▶ [Set exercise] Extract every line of the items below and reproduce each one verbatim, without any change.

▶ [Supplied material]
↓↓↓
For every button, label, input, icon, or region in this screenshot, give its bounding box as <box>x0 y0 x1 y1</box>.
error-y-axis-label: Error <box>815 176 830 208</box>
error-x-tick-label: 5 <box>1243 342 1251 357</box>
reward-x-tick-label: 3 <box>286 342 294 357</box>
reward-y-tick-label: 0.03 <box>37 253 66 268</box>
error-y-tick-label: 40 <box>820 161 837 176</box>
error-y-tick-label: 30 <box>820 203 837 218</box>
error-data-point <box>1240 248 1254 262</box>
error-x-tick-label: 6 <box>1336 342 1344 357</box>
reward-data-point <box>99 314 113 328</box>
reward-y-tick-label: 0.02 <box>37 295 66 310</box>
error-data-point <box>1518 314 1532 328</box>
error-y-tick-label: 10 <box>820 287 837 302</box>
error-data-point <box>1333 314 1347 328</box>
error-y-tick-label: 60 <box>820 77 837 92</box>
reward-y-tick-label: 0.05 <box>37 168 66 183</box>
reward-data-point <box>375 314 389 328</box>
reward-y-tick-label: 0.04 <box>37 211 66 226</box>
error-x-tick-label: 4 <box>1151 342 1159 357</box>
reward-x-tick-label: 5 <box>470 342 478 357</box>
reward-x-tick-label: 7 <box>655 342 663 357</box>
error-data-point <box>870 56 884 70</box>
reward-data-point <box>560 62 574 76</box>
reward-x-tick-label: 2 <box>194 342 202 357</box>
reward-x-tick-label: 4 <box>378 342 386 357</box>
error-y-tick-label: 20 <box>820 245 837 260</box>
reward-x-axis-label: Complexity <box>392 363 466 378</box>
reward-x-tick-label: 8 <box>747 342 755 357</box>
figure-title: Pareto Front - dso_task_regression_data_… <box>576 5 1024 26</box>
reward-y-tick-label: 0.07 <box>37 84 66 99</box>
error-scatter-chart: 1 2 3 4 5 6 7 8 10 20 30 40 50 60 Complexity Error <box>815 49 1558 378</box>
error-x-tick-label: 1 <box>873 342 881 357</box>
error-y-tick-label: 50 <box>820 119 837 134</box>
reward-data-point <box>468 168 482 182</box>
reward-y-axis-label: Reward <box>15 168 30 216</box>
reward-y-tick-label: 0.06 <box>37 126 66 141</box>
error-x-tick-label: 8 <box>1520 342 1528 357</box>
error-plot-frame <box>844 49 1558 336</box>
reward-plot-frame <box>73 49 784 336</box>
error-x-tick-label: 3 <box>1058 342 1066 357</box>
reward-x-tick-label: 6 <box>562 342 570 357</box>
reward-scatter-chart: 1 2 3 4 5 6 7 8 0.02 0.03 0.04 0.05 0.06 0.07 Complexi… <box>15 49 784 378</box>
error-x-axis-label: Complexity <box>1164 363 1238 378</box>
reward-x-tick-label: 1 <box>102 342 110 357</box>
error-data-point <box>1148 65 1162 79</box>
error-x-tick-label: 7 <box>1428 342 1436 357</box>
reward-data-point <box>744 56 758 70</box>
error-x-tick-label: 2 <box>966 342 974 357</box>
↑↑↑
▶ [Answer below]
For every button, label, input, icon, or region in this screenshot, give its bounding box as <box>x0 y0 x1 y1</box>.
error-y-axis-label: Error <box>815 176 830 208</box>
error-x-tick-label: 5 <box>1243 342 1251 357</box>
reward-x-tick-label: 3 <box>286 342 294 357</box>
reward-y-tick-label: 0.03 <box>37 253 66 268</box>
error-y-tick-label: 40 <box>820 161 837 176</box>
error-y-tick-label: 30 <box>820 203 837 218</box>
error-data-point <box>1240 248 1254 262</box>
error-x-tick-label: 6 <box>1336 342 1344 357</box>
reward-data-point <box>99 314 113 328</box>
reward-y-tick-label: 0.02 <box>37 295 66 310</box>
error-data-point <box>1518 314 1532 328</box>
error-y-tick-label: 10 <box>820 287 837 302</box>
error-data-point <box>1333 314 1347 328</box>
error-y-tick-label: 60 <box>820 77 837 92</box>
reward-y-tick-label: 0.05 <box>37 168 66 183</box>
reward-data-point <box>375 314 389 328</box>
reward-y-tick-label: 0.04 <box>37 211 66 226</box>
error-x-tick-label: 4 <box>1151 342 1159 357</box>
reward-x-tick-label: 5 <box>470 342 478 357</box>
reward-x-tick-label: 7 <box>655 342 663 357</box>
error-data-point <box>870 56 884 70</box>
reward-data-point <box>560 62 574 76</box>
reward-x-tick-label: 2 <box>194 342 202 357</box>
reward-x-tick-label: 4 <box>378 342 386 357</box>
error-y-tick-label: 20 <box>820 245 837 260</box>
reward-x-axis-label: Complexity <box>392 363 466 378</box>
reward-x-tick-label: 8 <box>747 342 755 357</box>
figure-title: Pareto Front - dso_task_regression_data_… <box>576 5 1024 26</box>
reward-y-tick-label: 0.07 <box>37 84 66 99</box>
error-scatter-chart: 1 2 3 4 5 6 7 8 10 20 30 40 50 60 Complexity Error <box>815 49 1558 378</box>
error-x-tick-label: 1 <box>873 342 881 357</box>
error-y-tick-label: 50 <box>820 119 837 134</box>
reward-data-point <box>468 168 482 182</box>
reward-y-axis-label: Reward <box>15 168 30 216</box>
reward-y-tick-label: 0.06 <box>37 126 66 141</box>
error-x-tick-label: 8 <box>1520 342 1528 357</box>
error-plot-frame <box>844 49 1558 336</box>
reward-plot-frame <box>73 49 784 336</box>
error-x-tick-label: 3 <box>1058 342 1066 357</box>
reward-x-tick-label: 6 <box>562 342 570 357</box>
reward-scatter-chart: 1 2 3 4 5 6 7 8 0.02 0.03 0.04 0.05 0.06 0.07 Complexi… <box>15 49 784 378</box>
error-x-axis-label: Complexity <box>1164 363 1238 378</box>
reward-x-tick-label: 1 <box>102 342 110 357</box>
error-data-point <box>1148 65 1162 79</box>
error-x-tick-label: 7 <box>1428 342 1436 357</box>
reward-data-point <box>744 56 758 70</box>
error-x-tick-label: 2 <box>966 342 974 357</box>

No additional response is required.